- [Task]:
Reproduce every entry exactly as shown.
--- BEGIN Supplied material ---
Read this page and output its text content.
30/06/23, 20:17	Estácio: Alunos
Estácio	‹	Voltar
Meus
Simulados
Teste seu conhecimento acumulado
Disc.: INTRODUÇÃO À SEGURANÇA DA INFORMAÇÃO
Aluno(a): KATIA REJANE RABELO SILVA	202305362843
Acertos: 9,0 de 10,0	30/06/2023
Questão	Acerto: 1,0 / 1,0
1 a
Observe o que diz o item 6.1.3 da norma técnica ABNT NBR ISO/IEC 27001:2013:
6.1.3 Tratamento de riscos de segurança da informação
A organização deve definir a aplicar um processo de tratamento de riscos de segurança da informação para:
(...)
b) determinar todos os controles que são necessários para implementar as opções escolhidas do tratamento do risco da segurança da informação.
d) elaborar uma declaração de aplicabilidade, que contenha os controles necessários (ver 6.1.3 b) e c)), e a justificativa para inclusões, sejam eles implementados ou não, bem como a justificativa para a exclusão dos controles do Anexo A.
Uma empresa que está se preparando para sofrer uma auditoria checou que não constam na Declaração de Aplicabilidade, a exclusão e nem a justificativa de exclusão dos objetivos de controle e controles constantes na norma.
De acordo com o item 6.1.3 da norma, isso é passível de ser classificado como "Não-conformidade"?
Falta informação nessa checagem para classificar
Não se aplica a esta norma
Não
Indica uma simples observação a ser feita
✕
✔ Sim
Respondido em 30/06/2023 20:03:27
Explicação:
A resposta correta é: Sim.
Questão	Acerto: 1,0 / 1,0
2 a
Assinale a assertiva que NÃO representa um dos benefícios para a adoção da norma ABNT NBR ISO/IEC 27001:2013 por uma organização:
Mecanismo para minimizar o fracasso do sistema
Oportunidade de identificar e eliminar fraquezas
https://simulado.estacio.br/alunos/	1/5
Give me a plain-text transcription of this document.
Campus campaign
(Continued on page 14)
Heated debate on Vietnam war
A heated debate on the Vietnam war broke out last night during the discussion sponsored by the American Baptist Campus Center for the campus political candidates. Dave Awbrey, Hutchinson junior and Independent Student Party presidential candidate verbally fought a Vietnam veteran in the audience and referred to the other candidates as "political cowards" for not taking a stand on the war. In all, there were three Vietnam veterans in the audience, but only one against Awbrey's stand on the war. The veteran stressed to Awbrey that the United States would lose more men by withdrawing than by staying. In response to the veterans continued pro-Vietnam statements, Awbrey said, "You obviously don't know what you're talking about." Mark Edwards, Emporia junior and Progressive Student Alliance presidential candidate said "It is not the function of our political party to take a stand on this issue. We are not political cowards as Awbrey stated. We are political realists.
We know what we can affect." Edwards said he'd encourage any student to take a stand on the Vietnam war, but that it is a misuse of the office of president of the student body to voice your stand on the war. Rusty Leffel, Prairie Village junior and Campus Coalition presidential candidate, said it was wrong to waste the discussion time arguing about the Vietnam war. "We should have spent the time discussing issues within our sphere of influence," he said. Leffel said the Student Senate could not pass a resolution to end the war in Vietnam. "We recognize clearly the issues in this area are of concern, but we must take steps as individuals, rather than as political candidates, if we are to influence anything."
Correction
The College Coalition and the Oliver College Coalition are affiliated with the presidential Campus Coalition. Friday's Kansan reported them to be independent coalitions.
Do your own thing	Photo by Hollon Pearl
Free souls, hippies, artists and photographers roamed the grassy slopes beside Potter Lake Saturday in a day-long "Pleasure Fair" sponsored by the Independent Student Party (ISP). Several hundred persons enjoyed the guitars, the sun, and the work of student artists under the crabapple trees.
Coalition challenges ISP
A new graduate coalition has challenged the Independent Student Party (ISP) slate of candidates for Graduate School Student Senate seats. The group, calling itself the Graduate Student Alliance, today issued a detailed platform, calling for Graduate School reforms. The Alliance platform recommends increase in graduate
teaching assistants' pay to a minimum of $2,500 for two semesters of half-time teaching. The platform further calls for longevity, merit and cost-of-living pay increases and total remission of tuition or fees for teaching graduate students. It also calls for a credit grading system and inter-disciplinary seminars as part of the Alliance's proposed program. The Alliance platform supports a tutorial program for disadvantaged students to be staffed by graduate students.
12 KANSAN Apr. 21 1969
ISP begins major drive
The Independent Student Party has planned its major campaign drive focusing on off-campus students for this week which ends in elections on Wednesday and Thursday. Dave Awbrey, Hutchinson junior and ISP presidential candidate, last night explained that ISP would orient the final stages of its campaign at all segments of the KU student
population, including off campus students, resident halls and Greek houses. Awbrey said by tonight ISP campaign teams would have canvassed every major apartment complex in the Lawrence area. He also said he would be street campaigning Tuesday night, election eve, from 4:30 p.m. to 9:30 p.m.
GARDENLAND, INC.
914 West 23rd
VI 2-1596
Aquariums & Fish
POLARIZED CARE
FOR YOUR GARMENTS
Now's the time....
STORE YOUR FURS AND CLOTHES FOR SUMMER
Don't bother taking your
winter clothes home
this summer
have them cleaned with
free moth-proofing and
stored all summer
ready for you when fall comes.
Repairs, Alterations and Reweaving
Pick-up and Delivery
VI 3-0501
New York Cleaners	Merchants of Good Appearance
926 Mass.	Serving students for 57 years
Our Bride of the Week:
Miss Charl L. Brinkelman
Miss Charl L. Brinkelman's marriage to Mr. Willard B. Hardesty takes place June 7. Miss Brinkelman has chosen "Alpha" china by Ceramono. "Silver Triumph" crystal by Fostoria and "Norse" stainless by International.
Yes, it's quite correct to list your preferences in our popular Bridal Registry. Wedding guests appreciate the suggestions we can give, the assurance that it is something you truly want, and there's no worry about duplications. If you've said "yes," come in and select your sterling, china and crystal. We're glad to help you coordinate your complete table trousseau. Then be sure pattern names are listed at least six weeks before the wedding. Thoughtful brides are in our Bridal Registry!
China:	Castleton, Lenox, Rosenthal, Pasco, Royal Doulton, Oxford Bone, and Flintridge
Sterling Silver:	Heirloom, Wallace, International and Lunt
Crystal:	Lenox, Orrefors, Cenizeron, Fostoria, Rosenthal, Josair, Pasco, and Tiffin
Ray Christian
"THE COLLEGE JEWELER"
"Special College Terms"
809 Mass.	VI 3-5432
--- END Supplied material ---
- [The answer]:
Read this page and output its text content.
30/06/23, 20:17	Estácio: Alunos
Estácio	‹	Voltar
Meus
Simulados
Teste seu conhecimento acumulado
Disc.: INTRODUÇÃO À SEGURANÇA DA INFORMAÇÃO
Aluno(a): KATIA REJANE RABELO SILVA	202305362843
Acertos: 9,0 de 10,0	30/06/2023
Questão	Acerto: 1,0 / 1,0
1 a
Observe o que diz o item 6.1.3 da norma técnica ABNT NBR ISO/IEC 27001:2013:
6.1.3 Tratamento de riscos de segurança da informação
A organização deve definir a aplicar um processo de tratamento de riscos de segurança da informação para:
(...)
b) determinar todos os controles que são necessários para implementar as opções escolhidas do tratamento do risco da segurança da informação.
d) elaborar uma declaração de aplicabilidade, que contenha os controles necessários (ver 6.1.3 b) e c)), e a justificativa para inclusões, sejam eles implementados ou não, bem como a justificativa para a exclusão dos controles do Anexo A.
Uma empresa que está se preparando para sofrer uma auditoria checou que não constam na Declaração de Aplicabilidade, a exclusão e nem a justificativa de exclusão dos objetivos de controle e controles constantes na norma.
De acordo com o item 6.1.3 da norma, isso é passível de ser classificado como "Não-conformidade"?
Falta informação nessa checagem para classificar
Não se aplica a esta norma
Não
Indica uma simples observação a ser feita
✕
✔ Sim
Respondido em 30/06/2023 20:03:27
Explicação:
A resposta correta é: Sim.
Questão	Acerto: 1,0 / 1,0
2 a
Assinale a assertiva que NÃO representa um dos benefícios para a adoção da norma ABNT NBR ISO/IEC 27001:2013 por uma organização:
Mecanismo para minimizar o fracasso do sistema
Oportunidade de identificar e eliminar fraquezas
https://simulado.estacio.br/alunos/	1/5
Give me a plain-text transcription of this document.
Campus campaign
(Continued on page 14)
Heated debate on Vietnam war
A heated debate on the Vietnam war broke out last night during the discussion sponsored by the American Baptist Campus Center for the campus political candidates. Dave Awbrey, Hutchinson junior and Independent Student Party presidential candidate verbally fought a Vietnam veteran in the audience and referred to the other candidates as "political cowards" for not taking a stand on the war. In all, there were three Vietnam veterans in the audience, but only one against Awbrey's stand on the war. The veteran stressed to Awbrey that the United States would lose more men by withdrawing than by staying. In response to the veterans continued pro-Vietnam statements, Awbrey said, "You obviously don't know what you're talking about." Mark Edwards, Emporia junior and Progressive Student Alliance presidential candidate said "It is not the function of our political party to take a stand on this issue. We are not political cowards as Awbrey stated. We are political realists.
We know what we can affect." Edwards said he'd encourage any student to take a stand on the Vietnam war, but that it is a misuse of the office of president of the student body to voice your stand on the war. Rusty Leffel, Prairie Village junior and Campus Coalition presidential candidate, said it was wrong to waste the discussion time arguing about the Vietnam war. "We should have spent the time discussing issues within our sphere of influence," he said. Leffel said the Student Senate could not pass a resolution to end the war in Vietnam. "We recognize clearly the issues in this area are of concern, but we must take steps as individuals, rather than as political candidates, if we are to influence anything."
Correction
The College Coalition and the Oliver College Coalition are affiliated with the presidential Campus Coalition. Friday's Kansan reported them to be independent coalitions.
Do your own thing	Photo by Hollon Pearl
Free souls, hippies, artists and photographers roamed the grassy slopes beside Potter Lake Saturday in a day-long "Pleasure Fair" sponsored by the Independent Student Party (ISP). Several hundred persons enjoyed the guitars, the sun, and the work of student artists under the crabapple trees.
Coalition challenges ISP
A new graduate coalition has challenged the Independent Student Party (ISP) slate of candidates for Graduate School Student Senate seats. The group, calling itself the Graduate Student Alliance, today issued a detailed platform, calling for Graduate School reforms. The Alliance platform recommends increase in graduate
teaching assistants' pay to a minimum of $2,500 for two semesters of half-time teaching. The platform further calls for longevity, merit and cost-of-living pay increases and total remission of tuition or fees for teaching graduate students. It also calls for a credit grading system and inter-disciplinary seminars as part of the Alliance's proposed program. The Alliance platform supports a tutorial program for disadvantaged students to be staffed by graduate students.
12 KANSAN Apr. 21 1969
ISP begins major drive
The Independent Student Party has planned its major campaign drive focusing on off-campus students for this week which ends in elections on Wednesday and Thursday. Dave Awbrey, Hutchinson junior and ISP presidential candidate, last night explained that ISP would orient the final stages of its campaign at all segments of the KU student
population, including off campus students, resident halls and Greek houses. Awbrey said by tonight ISP campaign teams would have canvassed every major apartment complex in the Lawrence area. He also said he would be street campaigning Tuesday night, election eve, from 4:30 p.m. to 9:30 p.m.
GARDENLAND, INC.
914 West 23rd
VI 2-1596
Aquariums & Fish
POLARIZED CARE
FOR YOUR GARMENTS
Now's the time....
STORE YOUR FURS AND CLOTHES FOR SUMMER
Don't bother taking your
winter clothes home
this summer
have them cleaned with
free moth-proofing and
stored all summer
ready for you when fall comes.
Repairs, Alterations and Reweaving
Pick-up and Delivery
VI 3-0501
New York Cleaners	Merchants of Good Appearance
926 Mass.	Serving students for 57 years
Our Bride of the Week:
Miss Charl L. Brinkelman
Miss Charl L. Brinkelman's marriage to Mr. Willard B. Hardesty takes place June 7. Miss Brinkelman has chosen "Alpha" china by Ceramono. "Silver Triumph" crystal by Fostoria and "Norse" stainless by International.
Yes, it's quite correct to list your preferences in our popular Bridal Registry. Wedding guests appreciate the suggestions we can give, the assurance that it is something you truly want, and there's no worry about duplications. If you've said "yes," come in and select your sterling, china and crystal. We're glad to help you coordinate your complete table trousseau. Then be sure pattern names are listed at least six weeks before the wedding. Thoughtful brides are in our Bridal Registry!
China:	Castleton, Lenox, Rosenthal, Pasco, Royal Doulton, Oxford Bone, and Flintridge
Sterling Silver:	Heirloom, Wallace, International and Lunt
Crystal:	Lenox, Orrefors, Cenizeron, Fostoria, Rosenthal, Josair, Pasco, and Tiffin
Ray Christian
"THE COLLEGE JEWELER"
"Special College Terms"
809 Mass.	VI 3-5432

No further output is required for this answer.